### SUPPLIED INFORMATION ###
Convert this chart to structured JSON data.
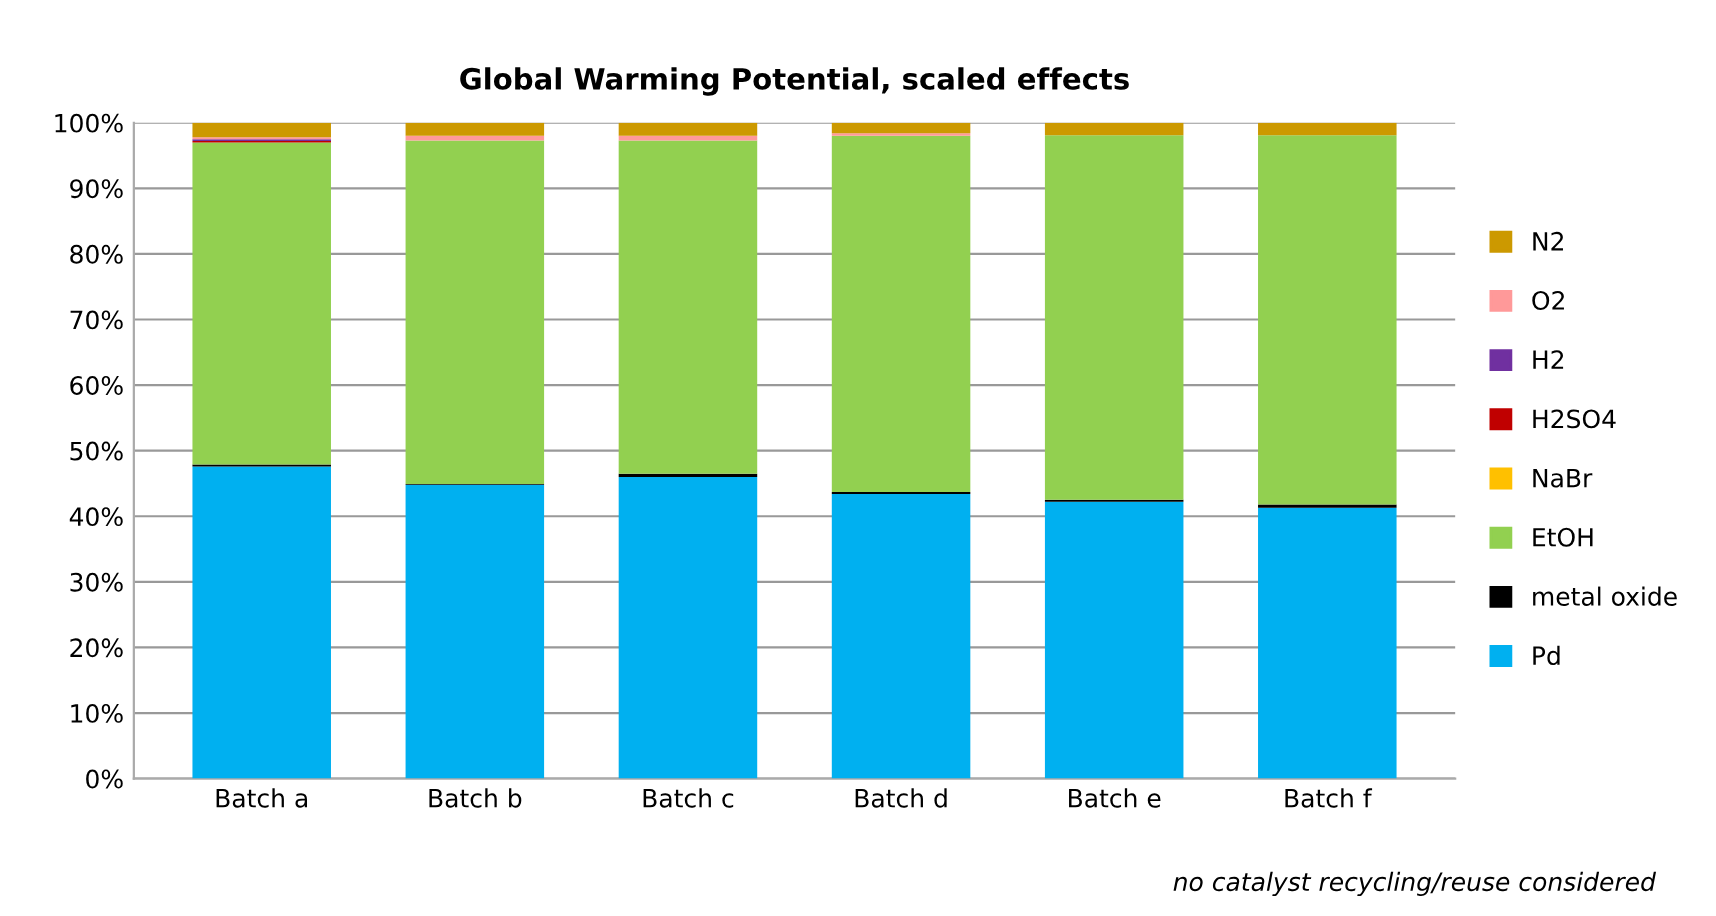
{
  "chart_data": {
    "type": "bar",
    "title": "Global Warming Potential, scaled effects",
    "stacked": true,
    "categories": [
      "Batch a",
      "Batch b",
      "Batch c",
      "Batch d",
      "Batch e",
      "Batch f"
    ],
    "series": [
      {
        "name": "Pd",
        "color": "#00b0f0",
        "values": [
          47.6,
          44.8,
          46.0,
          43.4,
          42.2,
          41.3
        ]
      },
      {
        "name": "metal oxide",
        "color": "#000000",
        "values": [
          0.3,
          0.1,
          0.5,
          0.3,
          0.3,
          0.5
        ]
      },
      {
        "name": "EtOH",
        "color": "#92d050",
        "values": [
          49.1,
          52.4,
          50.8,
          54.3,
          55.6,
          56.3
        ]
      },
      {
        "name": "NaBr",
        "color": "#ffc000",
        "values": [
          0,
          0,
          0,
          0,
          0,
          0
        ]
      },
      {
        "name": "H2SO4",
        "color": "#c00000",
        "values": [
          0.2,
          0,
          0,
          0,
          0,
          0
        ]
      },
      {
        "name": "H2",
        "color": "#7030a0",
        "values": [
          0.3,
          0,
          0,
          0,
          0,
          0
        ]
      },
      {
        "name": "O2",
        "color": "#ff9999",
        "values": [
          0.3,
          0.7,
          0.7,
          0.4,
          0,
          0
        ]
      },
      {
        "name": "N2",
        "color": "#cc9900",
        "values": [
          2.2,
          2.0,
          2.0,
          1.6,
          1.9,
          1.9
        ]
      }
    ],
    "ylim": [
      0,
      100
    ],
    "yticks": [
      {
        "value": 0,
        "label": "0%"
      },
      {
        "value": 10,
        "label": "10%"
      },
      {
        "value": 20,
        "label": "20%"
      },
      {
        "value": 30,
        "label": "30%"
      },
      {
        "value": 40,
        "label": "40%"
      },
      {
        "value": 50,
        "label": "50%"
      },
      {
        "value": 60,
        "label": "60%"
      },
      {
        "value": 70,
        "label": "70%"
      },
      {
        "value": 80,
        "label": "80%"
      },
      {
        "value": 90,
        "label": "90%"
      },
      {
        "value": 100,
        "label": "100%"
      }
    ],
    "grid": "y",
    "legend": "right",
    "annotations": [
      "no catalyst recycling/reuse considered"
    ]
  }
}
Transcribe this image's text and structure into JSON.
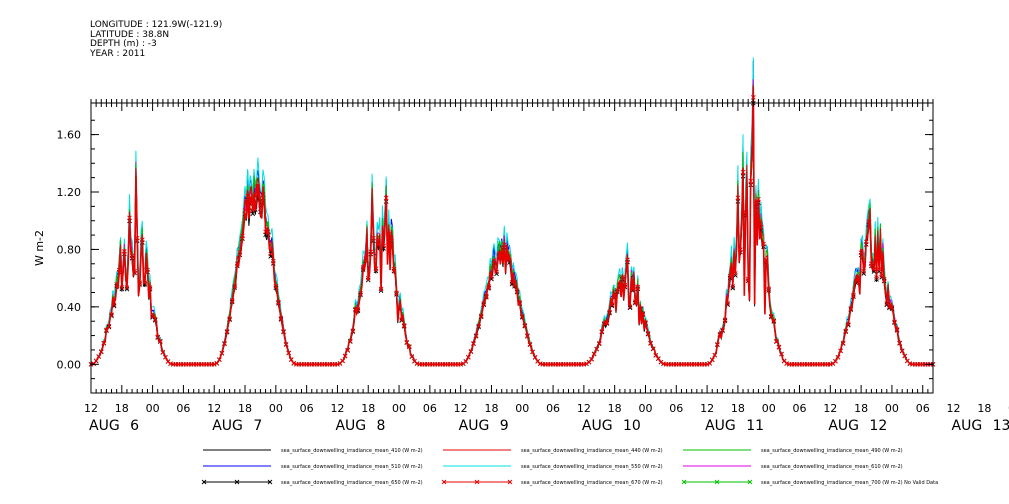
{
  "header": {
    "lines": [
      "LONGITUDE : 121.9W(-121.9)",
      "LATITUDE : 38.8N",
      "DEPTH (m) : -3",
      "YEAR : 2011"
    ]
  },
  "chart_data": {
    "type": "line",
    "title": "",
    "ylabel": "W m-2",
    "xlabel": "",
    "ylim": [
      -0.2,
      1.82
    ],
    "yticks": [
      0.0,
      0.4,
      0.8,
      1.2,
      1.6
    ],
    "ytick_labels": [
      "0.00",
      "0.40",
      "0.80",
      "1.20",
      "1.60"
    ],
    "x_start_hour": 12,
    "x_end_hour": 176,
    "hour_ticks": [
      "12",
      "18",
      "00",
      "06",
      "12",
      "18",
      "00",
      "06",
      "12",
      "18",
      "00",
      "06",
      "12",
      "18",
      "00",
      "06",
      "12",
      "18",
      "00",
      "06",
      "12",
      "18",
      "00",
      "06",
      "12",
      "18",
      "00",
      "06",
      "12",
      "18",
      "00",
      "06"
    ],
    "day_labels": [
      "AUG 6",
      "AUG 7",
      "AUG 8",
      "AUG 9",
      "AUG 10",
      "AUG 11",
      "AUG 12",
      "AUG 13"
    ],
    "grid": false,
    "legend_position": "bottom",
    "days": [
      {
        "rise": 12,
        "set": 20,
        "peak": 0.85,
        "spiky": 0.35
      },
      {
        "rise": 12,
        "set": 20,
        "peak": 1.3,
        "spiky": 0.1
      },
      {
        "rise": 13,
        "set": 20,
        "peak": 1.0,
        "spiky": 0.45
      },
      {
        "rise": 13,
        "set": 20,
        "peak": 0.8,
        "spiky": 0.1
      },
      {
        "rise": 13,
        "set": 21,
        "peak": 0.62,
        "spiky": 0.3
      },
      {
        "rise": 12,
        "set": 20,
        "peak": 1.05,
        "spiky": 0.55
      },
      {
        "rise": 13,
        "set": 20,
        "peak": 0.9,
        "spiky": 0.25
      }
    ],
    "series": [
      {
        "name": "sea_surface_downwelling_irradiance_mean_410 (W m-2)",
        "color": "#000000",
        "marker": "none",
        "scale": 0.93
      },
      {
        "name": "sea_surface_downwelling_irradiance_mean_440 (W m-2)",
        "color": "#e60000",
        "marker": "none",
        "scale": 0.96
      },
      {
        "name": "sea_surface_downwelling_irradiance_mean_490 (W m-2)",
        "color": "#00c000",
        "marker": "none",
        "scale": 0.99
      },
      {
        "name": "sea_surface_downwelling_irradiance_mean_510 (W m-2)",
        "color": "#0000ff",
        "marker": "none",
        "scale": 1.02
      },
      {
        "name": "sea_surface_downwelling_irradiance_mean_550 (W m-2)",
        "color": "#00e0e0",
        "marker": "none",
        "scale": 1.06
      },
      {
        "name": "sea_surface_downwelling_irradiance_mean_610 (W m-2)",
        "color": "#e000e0",
        "marker": "none",
        "scale": 0.97
      },
      {
        "name": "sea_surface_downwelling_irradiance_mean_650 (W m-2)",
        "color": "#000000",
        "marker": "x",
        "scale": 0.9
      },
      {
        "name": "sea_surface_downwelling_irradiance_mean_670 (W m-2)",
        "color": "#e60000",
        "marker": "x",
        "scale": 0.92
      },
      {
        "name": "sea_surface_downwelling_irradiance_mean_700 (W m-2) No Valid Data",
        "color": "#00c000",
        "marker": "x",
        "scale": 0
      }
    ]
  }
}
###
WORK TO BE COMPLETED →
Return the entries unchanged, save for the pictures, which do not belong in the copy.

TASK RESULT →
Convert this chart to structured JSON data.
{
  "chart_data": {
    "type": "bar",
    "title": "Global Warming Potential, scaled effects",
    "stacked": true,
    "categories": [
      "Batch a",
      "Batch b",
      "Batch c",
      "Batch d",
      "Batch e",
      "Batch f"
    ],
    "series": [
      {
        "name": "Pd",
        "color": "#00b0f0",
        "values": [
          47.6,
          44.8,
          46.0,
          43.4,
          42.2,
          41.3
        ]
      },
      {
        "name": "metal oxide",
        "color": "#000000",
        "values": [
          0.3,
          0.1,
          0.5,
          0.3,
          0.3,
          0.5
        ]
      },
      {
        "name": "EtOH",
        "color": "#92d050",
        "values": [
          49.1,
          52.4,
          50.8,
          54.3,
          55.6,
          56.3
        ]
      },
      {
        "name": "NaBr",
        "color": "#ffc000",
        "values": [
          0,
          0,
          0,
          0,
          0,
          0
        ]
      },
      {
        "name": "H2SO4",
        "color": "#c00000",
        "values": [
          0.2,
          0,
          0,
          0,
          0,
          0
        ]
      },
      {
        "name": "H2",
        "color": "#7030a0",
        "values": [
          0.3,
          0,
          0,
          0,
          0,
          0
        ]
      },
      {
        "name": "O2",
        "color": "#ff9999",
        "values": [
          0.3,
          0.7,
          0.7,
          0.4,
          0,
          0
        ]
      },
      {
        "name": "N2",
        "color": "#cc9900",
        "values": [
          2.2,
          2.0,
          2.0,
          1.6,
          1.9,
          1.9
        ]
      }
    ],
    "ylim": [
      0,
      100
    ],
    "yticks": [
      {
        "value": 0,
        "label": "0%"
      },
      {
        "value": 10,
        "label": "10%"
      },
      {
        "value": 20,
        "label": "20%"
      },
      {
        "value": 30,
        "label": "30%"
      },
      {
        "value": 40,
        "label": "40%"
      },
      {
        "value": 50,
        "label": "50%"
      },
      {
        "value": 60,
        "label": "60%"
      },
      {
        "value": 70,
        "label": "70%"
      },
      {
        "value": 80,
        "label": "80%"
      },
      {
        "value": 90,
        "label": "90%"
      },
      {
        "value": 100,
        "label": "100%"
      }
    ],
    "grid": "y",
    "legend": "right",
    "annotations": [
      "no catalyst recycling/reuse considered"
    ]
  }
}
Transcribe this image's text and structure into JSON.
{
  "header": {
    "lines": [
      "LONGITUDE : 121.9W(-121.9)",
      "LATITUDE : 38.8N",
      "DEPTH (m) : -3",
      "YEAR : 2011"
    ]
  },
  "chart_data": {
    "type": "line",
    "title": "",
    "ylabel": "W m-2",
    "xlabel": "",
    "ylim": [
      -0.2,
      1.82
    ],
    "yticks": [
      0.0,
      0.4,
      0.8,
      1.2,
      1.6
    ],
    "ytick_labels": [
      "0.00",
      "0.40",
      "0.80",
      "1.20",
      "1.60"
    ],
    "x_start_hour": 12,
    "x_end_hour": 176,
    "hour_ticks": [
      "12",
      "18",
      "00",
      "06",
      "12",
      "18",
      "00",
      "06",
      "12",
      "18",
      "00",
      "06",
      "12",
      "18",
      "00",
      "06",
      "12",
      "18",
      "00",
      "06",
      "12",
      "18",
      "00",
      "06",
      "12",
      "18",
      "00",
      "06",
      "12",
      "18",
      "00",
      "06"
    ],
    "day_labels": [
      "AUG 6",
      "AUG 7",
      "AUG 8",
      "AUG 9",
      "AUG 10",
      "AUG 11",
      "AUG 12",
      "AUG 13"
    ],
    "grid": false,
    "legend_position": "bottom",
    "days": [
      {
        "rise": 12,
        "set": 20,
        "peak": 0.85,
        "spiky": 0.35
      },
      {
        "rise": 12,
        "set": 20,
        "peak": 1.3,
        "spiky": 0.1
      },
      {
        "rise": 13,
        "set": 20,
        "peak": 1.0,
        "spiky": 0.45
      },
      {
        "rise": 13,
        "set": 20,
        "peak": 0.8,
        "spiky": 0.1
      },
      {
        "rise": 13,
        "set": 21,
        "peak": 0.62,
        "spiky": 0.3
      },
      {
        "rise": 12,
        "set": 20,
        "peak": 1.05,
        "spiky": 0.55
      },
      {
        "rise": 13,
        "set": 20,
        "peak": 0.9,
        "spiky": 0.25
      }
    ],
    "series": [
      {
        "name": "sea_surface_downwelling_irradiance_mean_410 (W m-2)",
        "color": "#000000",
        "marker": "none",
        "scale": 0.93
      },
      {
        "name": "sea_surface_downwelling_irradiance_mean_440 (W m-2)",
        "color": "#e60000",
        "marker": "none",
        "scale": 0.96
      },
      {
        "name": "sea_surface_downwelling_irradiance_mean_490 (W m-2)",
        "color": "#00c000",
        "marker": "none",
        "scale": 0.99
      },
      {
        "name": "sea_surface_downwelling_irradiance_mean_510 (W m-2)",
        "color": "#0000ff",
        "marker": "none",
        "scale": 1.02
      },
      {
        "name": "sea_surface_downwelling_irradiance_mean_550 (W m-2)",
        "color": "#00e0e0",
        "marker": "none",
        "scale": 1.06
      },
      {
        "name": "sea_surface_downwelling_irradiance_mean_610 (W m-2)",
        "color": "#e000e0",
        "marker": "none",
        "scale": 0.97
      },
      {
        "name": "sea_surface_downwelling_irradiance_mean_650 (W m-2)",
        "color": "#000000",
        "marker": "x",
        "scale": 0.9
      },
      {
        "name": "sea_surface_downwelling_irradiance_mean_670 (W m-2)",
        "color": "#e60000",
        "marker": "x",
        "scale": 0.92
      },
      {
        "name": "sea_surface_downwelling_irradiance_mean_700 (W m-2) No Valid Data",
        "color": "#00c000",
        "marker": "x",
        "scale": 0
      }
    ]
  }
}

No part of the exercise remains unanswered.